* Start *
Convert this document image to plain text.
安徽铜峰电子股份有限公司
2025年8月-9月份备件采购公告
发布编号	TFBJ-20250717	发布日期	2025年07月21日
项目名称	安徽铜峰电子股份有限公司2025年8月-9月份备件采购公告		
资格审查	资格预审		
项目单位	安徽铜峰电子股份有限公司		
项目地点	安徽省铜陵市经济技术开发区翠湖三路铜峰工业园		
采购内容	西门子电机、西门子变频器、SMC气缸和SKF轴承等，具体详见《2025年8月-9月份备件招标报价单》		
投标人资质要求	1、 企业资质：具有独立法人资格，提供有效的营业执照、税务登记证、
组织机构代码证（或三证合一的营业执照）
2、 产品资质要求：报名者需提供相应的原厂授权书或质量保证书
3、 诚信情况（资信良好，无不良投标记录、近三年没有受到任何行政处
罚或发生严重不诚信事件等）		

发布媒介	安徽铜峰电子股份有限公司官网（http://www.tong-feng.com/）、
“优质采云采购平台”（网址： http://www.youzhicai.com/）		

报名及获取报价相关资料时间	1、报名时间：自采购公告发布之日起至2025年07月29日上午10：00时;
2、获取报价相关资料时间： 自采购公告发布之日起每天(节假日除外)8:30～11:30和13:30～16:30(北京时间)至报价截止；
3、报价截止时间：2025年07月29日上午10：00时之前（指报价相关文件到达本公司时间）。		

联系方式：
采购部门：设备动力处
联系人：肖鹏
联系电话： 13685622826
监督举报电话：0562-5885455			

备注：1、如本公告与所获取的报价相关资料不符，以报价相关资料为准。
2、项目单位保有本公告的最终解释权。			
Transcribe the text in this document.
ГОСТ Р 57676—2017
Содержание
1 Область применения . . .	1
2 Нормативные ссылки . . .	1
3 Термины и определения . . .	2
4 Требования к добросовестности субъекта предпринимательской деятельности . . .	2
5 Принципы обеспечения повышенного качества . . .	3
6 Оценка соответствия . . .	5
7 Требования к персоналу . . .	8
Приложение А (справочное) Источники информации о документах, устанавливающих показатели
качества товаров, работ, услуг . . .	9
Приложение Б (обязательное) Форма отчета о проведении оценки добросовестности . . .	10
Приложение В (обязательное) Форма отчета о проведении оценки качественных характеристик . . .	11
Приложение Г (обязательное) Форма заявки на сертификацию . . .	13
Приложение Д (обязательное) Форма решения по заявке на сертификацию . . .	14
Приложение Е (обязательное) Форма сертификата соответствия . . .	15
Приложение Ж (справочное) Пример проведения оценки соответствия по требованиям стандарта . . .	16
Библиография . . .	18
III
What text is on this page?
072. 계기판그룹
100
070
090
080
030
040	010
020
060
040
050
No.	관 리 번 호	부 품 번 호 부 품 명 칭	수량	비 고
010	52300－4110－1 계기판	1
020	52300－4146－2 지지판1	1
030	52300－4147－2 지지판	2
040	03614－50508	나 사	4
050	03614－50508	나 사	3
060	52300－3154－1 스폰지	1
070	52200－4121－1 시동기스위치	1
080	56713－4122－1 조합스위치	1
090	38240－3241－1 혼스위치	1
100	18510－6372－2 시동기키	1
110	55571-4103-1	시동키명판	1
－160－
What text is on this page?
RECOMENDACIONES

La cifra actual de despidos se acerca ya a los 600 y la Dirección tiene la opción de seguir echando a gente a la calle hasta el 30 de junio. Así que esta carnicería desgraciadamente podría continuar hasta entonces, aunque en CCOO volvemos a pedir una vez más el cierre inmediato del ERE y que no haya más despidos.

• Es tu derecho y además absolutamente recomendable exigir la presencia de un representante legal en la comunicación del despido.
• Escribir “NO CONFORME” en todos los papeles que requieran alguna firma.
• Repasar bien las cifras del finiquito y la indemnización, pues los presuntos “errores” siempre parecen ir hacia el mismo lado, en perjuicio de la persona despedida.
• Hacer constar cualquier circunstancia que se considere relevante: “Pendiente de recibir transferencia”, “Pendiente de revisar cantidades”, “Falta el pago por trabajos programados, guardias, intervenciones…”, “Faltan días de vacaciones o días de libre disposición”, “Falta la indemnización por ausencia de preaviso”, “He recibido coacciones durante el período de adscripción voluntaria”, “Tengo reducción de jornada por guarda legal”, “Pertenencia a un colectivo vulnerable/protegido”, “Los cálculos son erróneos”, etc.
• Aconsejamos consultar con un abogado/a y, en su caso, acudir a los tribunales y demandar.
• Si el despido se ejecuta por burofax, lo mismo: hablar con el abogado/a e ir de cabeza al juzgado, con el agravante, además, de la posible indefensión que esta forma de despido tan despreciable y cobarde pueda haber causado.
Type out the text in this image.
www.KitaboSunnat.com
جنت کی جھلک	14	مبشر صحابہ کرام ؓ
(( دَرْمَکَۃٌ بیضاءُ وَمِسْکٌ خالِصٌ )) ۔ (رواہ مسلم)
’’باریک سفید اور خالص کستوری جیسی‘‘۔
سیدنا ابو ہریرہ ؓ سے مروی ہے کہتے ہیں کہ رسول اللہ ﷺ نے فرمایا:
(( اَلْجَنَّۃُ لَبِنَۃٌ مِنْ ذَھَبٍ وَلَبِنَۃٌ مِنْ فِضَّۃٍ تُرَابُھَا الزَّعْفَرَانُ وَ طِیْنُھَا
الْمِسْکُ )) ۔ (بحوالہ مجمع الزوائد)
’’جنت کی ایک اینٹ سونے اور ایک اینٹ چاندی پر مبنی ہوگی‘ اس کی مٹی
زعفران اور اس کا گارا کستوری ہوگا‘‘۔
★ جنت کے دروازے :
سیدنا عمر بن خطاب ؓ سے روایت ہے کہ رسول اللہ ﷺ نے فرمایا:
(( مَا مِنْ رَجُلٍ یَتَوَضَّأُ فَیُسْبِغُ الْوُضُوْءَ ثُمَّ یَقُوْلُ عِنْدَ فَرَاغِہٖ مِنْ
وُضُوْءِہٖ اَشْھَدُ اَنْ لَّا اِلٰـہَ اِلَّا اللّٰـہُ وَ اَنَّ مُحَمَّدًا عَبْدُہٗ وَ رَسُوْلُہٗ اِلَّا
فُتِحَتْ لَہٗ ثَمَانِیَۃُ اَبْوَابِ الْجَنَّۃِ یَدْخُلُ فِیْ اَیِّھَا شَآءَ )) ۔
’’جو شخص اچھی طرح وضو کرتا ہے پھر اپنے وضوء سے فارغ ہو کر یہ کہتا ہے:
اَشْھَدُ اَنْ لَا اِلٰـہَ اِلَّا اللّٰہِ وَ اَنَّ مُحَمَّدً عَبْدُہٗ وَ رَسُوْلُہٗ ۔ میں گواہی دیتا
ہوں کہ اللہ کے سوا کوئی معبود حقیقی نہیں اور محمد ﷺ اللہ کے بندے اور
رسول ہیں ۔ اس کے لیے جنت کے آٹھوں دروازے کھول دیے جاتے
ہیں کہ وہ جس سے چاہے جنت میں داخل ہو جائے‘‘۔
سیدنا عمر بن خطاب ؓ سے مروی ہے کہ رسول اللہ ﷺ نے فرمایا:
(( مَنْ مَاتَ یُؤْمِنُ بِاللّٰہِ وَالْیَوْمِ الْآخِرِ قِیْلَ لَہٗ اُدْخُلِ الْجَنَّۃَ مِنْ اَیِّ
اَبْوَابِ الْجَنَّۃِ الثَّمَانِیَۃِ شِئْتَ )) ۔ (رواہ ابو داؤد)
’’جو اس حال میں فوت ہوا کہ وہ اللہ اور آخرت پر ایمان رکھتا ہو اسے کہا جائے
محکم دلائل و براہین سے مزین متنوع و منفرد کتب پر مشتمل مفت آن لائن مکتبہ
* End *
=== Written instruction ===
Repeat each record exactly. Omit nothing.

=== Response ===
Convert this document image to plain text.
安徽铜峰电子股份有限公司
2025年8月-9月份备件采购公告
发布编号	TFBJ-20250717	发布日期	2025年07月21日
项目名称	安徽铜峰电子股份有限公司2025年8月-9月份备件采购公告		
资格审查	资格预审		
项目单位	安徽铜峰电子股份有限公司		
项目地点	安徽省铜陵市经济技术开发区翠湖三路铜峰工业园		
采购内容	西门子电机、西门子变频器、SMC气缸和SKF轴承等，具体详见《2025年8月-9月份备件招标报价单》		
投标人资质要求	1、 企业资质：具有独立法人资格，提供有效的营业执照、税务登记证、
组织机构代码证（或三证合一的营业执照）
2、 产品资质要求：报名者需提供相应的原厂授权书或质量保证书
3、 诚信情况（资信良好，无不良投标记录、近三年没有受到任何行政处
罚或发生严重不诚信事件等）		

发布媒介	安徽铜峰电子股份有限公司官网（http://www.tong-feng.com/）、
“优质采云采购平台”（网址： http://www.youzhicai.com/）		

报名及获取报价相关资料时间	1、报名时间：自采购公告发布之日起至2025年07月29日上午10：00时;
2、获取报价相关资料时间： 自采购公告发布之日起每天(节假日除外)8:30～11:30和13:30～16:30(北京时间)至报价截止；
3、报价截止时间：2025年07月29日上午10：00时之前（指报价相关文件到达本公司时间）。		

联系方式：
采购部门：设备动力处
联系人：肖鹏
联系电话： 13685622826
监督举报电话：0562-5885455			

备注：1、如本公告与所获取的报价相关资料不符，以报价相关资料为准。
2、项目单位保有本公告的最终解释权。			
Transcribe the text in this document.
ГОСТ Р 57676—2017
Содержание
1 Область применения . . .	1
2 Нормативные ссылки . . .	1
3 Термины и определения . . .	2
4 Требования к добросовестности субъекта предпринимательской деятельности . . .	2
5 Принципы обеспечения повышенного качества . . .	3
6 Оценка соответствия . . .	5
7 Требования к персоналу . . .	8
Приложение А (справочное) Источники информации о документах, устанавливающих показатели
качества товаров, работ, услуг . . .	9
Приложение Б (обязательное) Форма отчета о проведении оценки добросовестности . . .	10
Приложение В (обязательное) Форма отчета о проведении оценки качественных характеристик . . .	11
Приложение Г (обязательное) Форма заявки на сертификацию . . .	13
Приложение Д (обязательное) Форма решения по заявке на сертификацию . . .	14
Приложение Е (обязательное) Форма сертификата соответствия . . .	15
Приложение Ж (справочное) Пример проведения оценки соответствия по требованиям стандарта . . .	16
Библиография . . .	18
III
What text is on this page?
072. 계기판그룹
100
070
090
080
030
040	010
020
060
040
050
No.	관 리 번 호	부 품 번 호 부 품 명 칭	수량	비 고
010	52300－4110－1 계기판	1
020	52300－4146－2 지지판1	1
030	52300－4147－2 지지판	2
040	03614－50508	나 사	4
050	03614－50508	나 사	3
060	52300－3154－1 스폰지	1
070	52200－4121－1 시동기스위치	1
080	56713－4122－1 조합스위치	1
090	38240－3241－1 혼스위치	1
100	18510－6372－2 시동기키	1
110	55571-4103-1	시동키명판	1
－160－
What text is on this page?
RECOMENDACIONES

La cifra actual de despidos se acerca ya a los 600 y la Dirección tiene la opción de seguir echando a gente a la calle hasta el 30 de junio. Así que esta carnicería desgraciadamente podría continuar hasta entonces, aunque en CCOO volvemos a pedir una vez más el cierre inmediato del ERE y que no haya más despidos.

• Es tu derecho y además absolutamente recomendable exigir la presencia de un representante legal en la comunicación del despido.
• Escribir “NO CONFORME” en todos los papeles que requieran alguna firma.
• Repasar bien las cifras del finiquito y la indemnización, pues los presuntos “errores” siempre parecen ir hacia el mismo lado, en perjuicio de la persona despedida.
• Hacer constar cualquier circunstancia que se considere relevante: “Pendiente de recibir transferencia”, “Pendiente de revisar cantidades”, “Falta el pago por trabajos programados, guardias, intervenciones…”, “Faltan días de vacaciones o días de libre disposición”, “Falta la indemnización por ausencia de preaviso”, “He recibido coacciones durante el período de adscripción voluntaria”, “Tengo reducción de jornada por guarda legal”, “Pertenencia a un colectivo vulnerable/protegido”, “Los cálculos son erróneos”, etc.
• Aconsejamos consultar con un abogado/a y, en su caso, acudir a los tribunales y demandar.
• Si el despido se ejecuta por burofax, lo mismo: hablar con el abogado/a e ir de cabeza al juzgado, con el agravante, además, de la posible indefensión que esta forma de despido tan despreciable y cobarde pueda haber causado.
Type out the text in this image.
www.KitaboSunnat.com
جنت کی جھلک	14	مبشر صحابہ کرام ؓ
(( دَرْمَکَۃٌ بیضاءُ وَمِسْکٌ خالِصٌ )) ۔ (رواہ مسلم)
’’باریک سفید اور خالص کستوری جیسی‘‘۔
سیدنا ابو ہریرہ ؓ سے مروی ہے کہتے ہیں کہ رسول اللہ ﷺ نے فرمایا:
(( اَلْجَنَّۃُ لَبِنَۃٌ مِنْ ذَھَبٍ وَلَبِنَۃٌ مِنْ فِضَّۃٍ تُرَابُھَا الزَّعْفَرَانُ وَ طِیْنُھَا
الْمِسْکُ )) ۔ (بحوالہ مجمع الزوائد)
’’جنت کی ایک اینٹ سونے اور ایک اینٹ چاندی پر مبنی ہوگی‘ اس کی مٹی
زعفران اور اس کا گارا کستوری ہوگا‘‘۔
★ جنت کے دروازے :
سیدنا عمر بن خطاب ؓ سے روایت ہے کہ رسول اللہ ﷺ نے فرمایا:
(( مَا مِنْ رَجُلٍ یَتَوَضَّأُ فَیُسْبِغُ الْوُضُوْءَ ثُمَّ یَقُوْلُ عِنْدَ فَرَاغِہٖ مِنْ
وُضُوْءِہٖ اَشْھَدُ اَنْ لَّا اِلٰـہَ اِلَّا اللّٰـہُ وَ اَنَّ مُحَمَّدًا عَبْدُہٗ وَ رَسُوْلُہٗ اِلَّا
فُتِحَتْ لَہٗ ثَمَانِیَۃُ اَبْوَابِ الْجَنَّۃِ یَدْخُلُ فِیْ اَیِّھَا شَآءَ )) ۔
’’جو شخص اچھی طرح وضو کرتا ہے پھر اپنے وضوء سے فارغ ہو کر یہ کہتا ہے:
اَشْھَدُ اَنْ لَا اِلٰـہَ اِلَّا اللّٰہِ وَ اَنَّ مُحَمَّدً عَبْدُہٗ وَ رَسُوْلُہٗ ۔ میں گواہی دیتا
ہوں کہ اللہ کے سوا کوئی معبود حقیقی نہیں اور محمد ﷺ اللہ کے بندے اور
رسول ہیں ۔ اس کے لیے جنت کے آٹھوں دروازے کھول دیے جاتے
ہیں کہ وہ جس سے چاہے جنت میں داخل ہو جائے‘‘۔
سیدنا عمر بن خطاب ؓ سے مروی ہے کہ رسول اللہ ﷺ نے فرمایا:
(( مَنْ مَاتَ یُؤْمِنُ بِاللّٰہِ وَالْیَوْمِ الْآخِرِ قِیْلَ لَہٗ اُدْخُلِ الْجَنَّۃَ مِنْ اَیِّ
اَبْوَابِ الْجَنَّۃِ الثَّمَانِیَۃِ شِئْتَ )) ۔ (رواہ ابو داؤد)
’’جو اس حال میں فوت ہوا کہ وہ اللہ اور آخرت پر ایمان رکھتا ہو اسے کہا جائے
محکم دلائل و براہین سے مزین متنوع و منفرد کتب پر مشتمل مفت آن لائن مکتبہ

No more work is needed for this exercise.